#### [AIM]
Copy each line with the word "this" in it.

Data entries
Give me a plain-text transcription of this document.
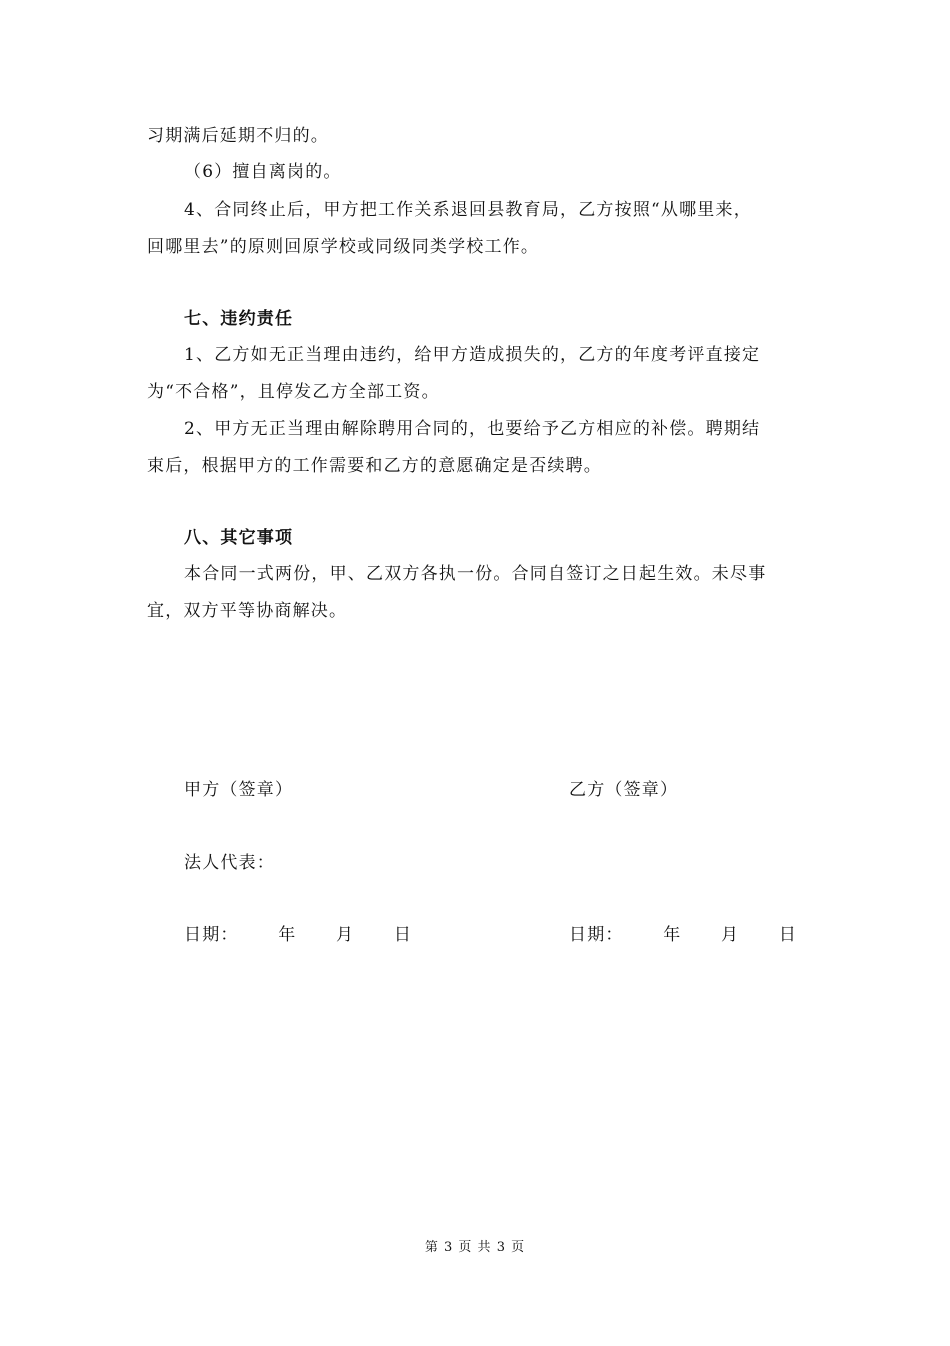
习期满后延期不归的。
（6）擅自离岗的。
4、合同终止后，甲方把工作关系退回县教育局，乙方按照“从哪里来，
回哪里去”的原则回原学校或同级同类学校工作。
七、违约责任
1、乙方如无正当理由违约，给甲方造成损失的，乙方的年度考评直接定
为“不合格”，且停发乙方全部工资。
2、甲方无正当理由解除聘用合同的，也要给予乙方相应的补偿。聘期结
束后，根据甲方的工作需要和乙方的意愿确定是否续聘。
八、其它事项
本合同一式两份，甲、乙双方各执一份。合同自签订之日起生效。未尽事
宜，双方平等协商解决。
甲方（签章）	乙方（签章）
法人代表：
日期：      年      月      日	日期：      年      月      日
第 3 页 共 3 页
---
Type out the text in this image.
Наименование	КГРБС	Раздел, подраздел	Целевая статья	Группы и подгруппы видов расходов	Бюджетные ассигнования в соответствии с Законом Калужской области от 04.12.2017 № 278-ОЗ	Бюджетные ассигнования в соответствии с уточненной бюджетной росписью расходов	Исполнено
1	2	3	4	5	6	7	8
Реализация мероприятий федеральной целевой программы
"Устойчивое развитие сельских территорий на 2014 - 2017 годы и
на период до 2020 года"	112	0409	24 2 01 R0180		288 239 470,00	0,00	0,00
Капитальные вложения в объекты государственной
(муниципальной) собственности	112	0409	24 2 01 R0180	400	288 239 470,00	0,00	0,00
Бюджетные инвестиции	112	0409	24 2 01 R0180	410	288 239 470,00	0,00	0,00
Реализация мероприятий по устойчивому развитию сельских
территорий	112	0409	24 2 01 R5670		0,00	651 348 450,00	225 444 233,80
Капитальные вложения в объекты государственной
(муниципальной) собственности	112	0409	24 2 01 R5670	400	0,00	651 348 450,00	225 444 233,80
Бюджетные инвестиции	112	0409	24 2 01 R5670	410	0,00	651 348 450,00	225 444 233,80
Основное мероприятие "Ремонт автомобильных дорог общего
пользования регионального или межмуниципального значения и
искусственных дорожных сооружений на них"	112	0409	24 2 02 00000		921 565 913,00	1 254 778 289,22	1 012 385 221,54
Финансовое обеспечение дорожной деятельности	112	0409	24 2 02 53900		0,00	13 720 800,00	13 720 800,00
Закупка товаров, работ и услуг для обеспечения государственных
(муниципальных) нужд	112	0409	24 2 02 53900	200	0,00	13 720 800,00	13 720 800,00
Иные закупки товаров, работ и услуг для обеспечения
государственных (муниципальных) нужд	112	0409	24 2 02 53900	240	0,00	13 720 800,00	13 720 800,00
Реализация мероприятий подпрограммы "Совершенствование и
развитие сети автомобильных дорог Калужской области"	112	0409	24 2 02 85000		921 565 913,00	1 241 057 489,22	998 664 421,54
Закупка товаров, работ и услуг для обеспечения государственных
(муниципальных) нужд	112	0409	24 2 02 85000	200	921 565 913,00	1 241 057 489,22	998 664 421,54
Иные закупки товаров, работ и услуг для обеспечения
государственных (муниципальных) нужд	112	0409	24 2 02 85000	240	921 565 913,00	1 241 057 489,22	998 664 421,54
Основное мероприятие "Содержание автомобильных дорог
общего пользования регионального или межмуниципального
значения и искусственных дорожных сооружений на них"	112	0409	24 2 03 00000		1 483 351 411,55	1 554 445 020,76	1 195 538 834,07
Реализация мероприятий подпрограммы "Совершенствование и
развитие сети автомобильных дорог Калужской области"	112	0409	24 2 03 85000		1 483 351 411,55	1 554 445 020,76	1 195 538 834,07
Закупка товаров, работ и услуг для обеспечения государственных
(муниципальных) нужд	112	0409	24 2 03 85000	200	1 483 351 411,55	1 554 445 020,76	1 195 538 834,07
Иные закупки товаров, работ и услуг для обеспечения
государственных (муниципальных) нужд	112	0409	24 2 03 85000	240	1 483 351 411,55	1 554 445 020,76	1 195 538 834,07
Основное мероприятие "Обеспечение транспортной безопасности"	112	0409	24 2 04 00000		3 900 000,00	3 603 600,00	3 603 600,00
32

#### [COMPLETE ANSWER]
Give me a plain-text transcription of this document.
Type out the text in this image.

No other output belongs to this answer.